> _WRITTEN PROBLEM_: Copy the records below word for word, leaving out the pictures.

----- SOURCE MATERIAL

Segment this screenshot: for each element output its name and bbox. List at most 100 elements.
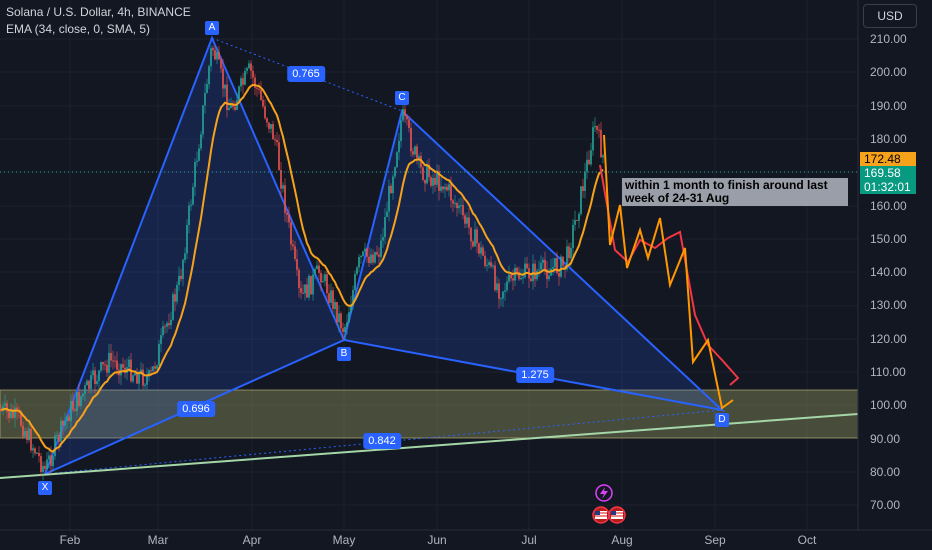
forecast-annotation[interactable]: within 1 month to finish around last wee…	[622, 178, 848, 206]
candle-body	[40, 456, 42, 473]
ratio-label-ac: 0.765	[287, 66, 325, 82]
candle-body	[214, 50, 216, 60]
candle-body	[168, 323, 170, 326]
candle-body	[506, 281, 508, 291]
candle-body	[588, 159, 590, 165]
candle-body	[200, 134, 202, 149]
candle-body	[534, 263, 536, 280]
candle-body	[486, 264, 488, 266]
candle-body	[0, 410, 2, 411]
time-tick-label: Jul	[521, 533, 537, 547]
candle-body	[576, 220, 578, 222]
candle-body	[58, 434, 60, 442]
candle-body	[216, 52, 218, 60]
candle-body	[350, 305, 352, 313]
candle-body	[116, 360, 118, 370]
time-tick-label: May	[332, 533, 356, 547]
candle-body	[244, 70, 246, 85]
candle-body	[434, 178, 436, 185]
candle-body	[256, 87, 258, 89]
candle-body	[414, 146, 416, 155]
candle-body	[320, 272, 322, 283]
candle-body	[196, 160, 198, 162]
candle-body	[572, 224, 574, 248]
candle-body	[106, 364, 108, 373]
point-x-label: X	[38, 481, 52, 495]
candle-body	[272, 124, 274, 140]
candle-body	[398, 141, 400, 153]
candle-body	[582, 186, 584, 191]
candle-body	[164, 326, 166, 328]
candle-body	[348, 312, 350, 323]
candle-body	[78, 392, 80, 407]
candle-body	[94, 370, 96, 385]
candle-body	[492, 265, 494, 267]
price-tick-label: 180.00	[870, 131, 907, 146]
candle-body	[292, 244, 294, 247]
candle-body	[466, 217, 468, 224]
candle-body	[174, 294, 176, 302]
candle-body	[374, 252, 376, 263]
candle-body	[102, 362, 104, 365]
symbol-title[interactable]: Solana / U.S. Dollar, 4h, BINANCE	[6, 5, 191, 19]
time-tick-label: Mar	[147, 533, 169, 547]
currency-button[interactable]: USD	[863, 4, 917, 28]
candle-body	[184, 253, 186, 260]
candle-body	[504, 290, 506, 292]
candle-body	[432, 178, 434, 186]
price-tick-label: 130.00	[870, 298, 907, 313]
candle-body	[96, 381, 98, 385]
candle-body	[542, 259, 544, 263]
candle-body	[344, 326, 346, 332]
candle-body	[128, 359, 130, 368]
candle-body	[394, 167, 396, 177]
candle-body	[104, 364, 106, 366]
candle-body	[548, 275, 550, 280]
candle-body	[188, 205, 190, 225]
candle-body	[202, 105, 204, 135]
candle-body	[160, 335, 162, 344]
candle-body	[510, 274, 512, 279]
candle-body	[192, 186, 194, 205]
lightning-icon[interactable]	[595, 484, 613, 502]
candle-body	[136, 373, 138, 384]
candle-body	[562, 256, 564, 266]
candle-body	[304, 284, 306, 294]
price-tick-label: 190.00	[870, 98, 907, 113]
time-tick-label: Aug	[611, 533, 633, 547]
candle-body	[390, 185, 392, 194]
candle-body	[46, 459, 48, 469]
candle-body	[544, 259, 546, 270]
candle-body	[570, 247, 572, 259]
projection-path-orange[interactable]	[603, 134, 734, 410]
candle-body	[496, 283, 498, 291]
candle-body	[212, 48, 214, 51]
candle-body	[530, 278, 532, 282]
candle-body	[370, 254, 372, 263]
candle-body	[108, 352, 110, 373]
candle-body	[362, 251, 364, 256]
candle-body	[284, 185, 286, 213]
candle-body	[388, 185, 390, 212]
indicator-legend[interactable]: EMA (34, close, 0, SMA, 5)	[6, 22, 151, 36]
candle-body	[182, 259, 184, 280]
candle-body	[112, 360, 114, 362]
candle-body	[490, 262, 492, 267]
candle-body	[468, 217, 470, 228]
us-flag-icon[interactable]	[592, 506, 626, 524]
candle-body	[556, 258, 558, 273]
candle-body	[386, 211, 388, 218]
candle-body	[278, 142, 280, 171]
candle-body	[600, 129, 602, 158]
candle-body	[84, 385, 86, 394]
candle-body	[584, 171, 586, 191]
candle-body	[228, 107, 230, 111]
candle-body	[332, 290, 334, 310]
current-price-value: 169.58	[864, 166, 901, 180]
candle-body	[594, 126, 596, 128]
candle-body	[364, 248, 366, 252]
candle-body	[134, 373, 136, 376]
candle-body	[258, 88, 260, 90]
candle-body	[578, 213, 580, 221]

----------

> _RESPONSE TO THE EXERCISE_:
Segment this screenshot: for each element output its name and bbox. List at most 100 elements.
forecast-annotation[interactable]: within 1 month to finish around last wee…	[622, 178, 848, 206]
candle-body	[40, 456, 42, 473]
ratio-label-ac: 0.765	[287, 66, 325, 82]
candle-body	[214, 50, 216, 60]
candle-body	[168, 323, 170, 326]
candle-body	[506, 281, 508, 291]
candle-body	[588, 159, 590, 165]
candle-body	[200, 134, 202, 149]
candle-body	[534, 263, 536, 280]
candle-body	[486, 264, 488, 266]
candle-body	[0, 410, 2, 411]
time-tick-label: Jul	[521, 533, 537, 547]
candle-body	[576, 220, 578, 222]
candle-body	[58, 434, 60, 442]
candle-body	[216, 52, 218, 60]
candle-body	[350, 305, 352, 313]
candle-body	[116, 360, 118, 370]
time-tick-label: May	[332, 533, 356, 547]
candle-body	[244, 70, 246, 85]
candle-body	[434, 178, 436, 185]
candle-body	[256, 87, 258, 89]
candle-body	[414, 146, 416, 155]
candle-body	[320, 272, 322, 283]
candle-body	[196, 160, 198, 162]
candle-body	[572, 224, 574, 248]
candle-body	[106, 364, 108, 373]
point-x-label: X	[38, 481, 52, 495]
candle-body	[272, 124, 274, 140]
candle-body	[398, 141, 400, 153]
candle-body	[582, 186, 584, 191]
candle-body	[164, 326, 166, 328]
candle-body	[348, 312, 350, 323]
candle-body	[78, 392, 80, 407]
candle-body	[94, 370, 96, 385]
candle-body	[492, 265, 494, 267]
price-tick-label: 180.00	[870, 131, 907, 146]
candle-body	[292, 244, 294, 247]
candle-body	[466, 217, 468, 224]
candle-body	[174, 294, 176, 302]
candle-body	[374, 252, 376, 263]
candle-body	[102, 362, 104, 365]
symbol-title[interactable]: Solana / U.S. Dollar, 4h, BINANCE	[6, 5, 191, 19]
time-tick-label: Mar	[147, 533, 169, 547]
currency-button[interactable]: USD	[863, 4, 917, 28]
candle-body	[184, 253, 186, 260]
candle-body	[504, 290, 506, 292]
candle-body	[432, 178, 434, 186]
price-tick-label: 130.00	[870, 298, 907, 313]
candle-body	[96, 381, 98, 385]
candle-body	[542, 259, 544, 263]
candle-body	[344, 326, 346, 332]
candle-body	[128, 359, 130, 368]
candle-body	[394, 167, 396, 177]
candle-body	[104, 364, 106, 366]
candle-body	[548, 275, 550, 280]
candle-body	[188, 205, 190, 225]
candle-body	[202, 105, 204, 135]
candle-body	[160, 335, 162, 344]
candle-body	[510, 274, 512, 279]
candle-body	[192, 186, 194, 205]
lightning-icon[interactable]	[595, 484, 613, 502]
candle-body	[136, 373, 138, 384]
candle-body	[562, 256, 564, 266]
candle-body	[304, 284, 306, 294]
price-tick-label: 190.00	[870, 98, 907, 113]
time-tick-label: Aug	[611, 533, 633, 547]
candle-body	[390, 185, 392, 194]
candle-body	[46, 459, 48, 469]
candle-body	[544, 259, 546, 270]
candle-body	[570, 247, 572, 259]
projection-path-orange[interactable]	[603, 134, 734, 410]
candle-body	[496, 283, 498, 291]
candle-body	[212, 48, 214, 51]
candle-body	[530, 278, 532, 282]
candle-body	[370, 254, 372, 263]
candle-body	[108, 352, 110, 373]
candle-body	[362, 251, 364, 256]
candle-body	[284, 185, 286, 213]
candle-body	[388, 185, 390, 212]
indicator-legend[interactable]: EMA (34, close, 0, SMA, 5)	[6, 22, 151, 36]
candle-body	[182, 259, 184, 280]
candle-body	[112, 360, 114, 362]
candle-body	[490, 262, 492, 267]
candle-body	[468, 217, 470, 228]
us-flag-icon[interactable]	[592, 506, 626, 524]
candle-body	[556, 258, 558, 273]
candle-body	[386, 211, 388, 218]
candle-body	[278, 142, 280, 171]
candle-body	[600, 129, 602, 158]
candle-body	[84, 385, 86, 394]
candle-body	[584, 171, 586, 191]
candle-body	[228, 107, 230, 111]
candle-body	[332, 290, 334, 310]
current-price-value: 169.58	[864, 166, 901, 180]
candle-body	[594, 126, 596, 128]
candle-body	[364, 248, 366, 252]
candle-body	[134, 373, 136, 376]
candle-body	[258, 88, 260, 90]
candle-body	[578, 213, 580, 221]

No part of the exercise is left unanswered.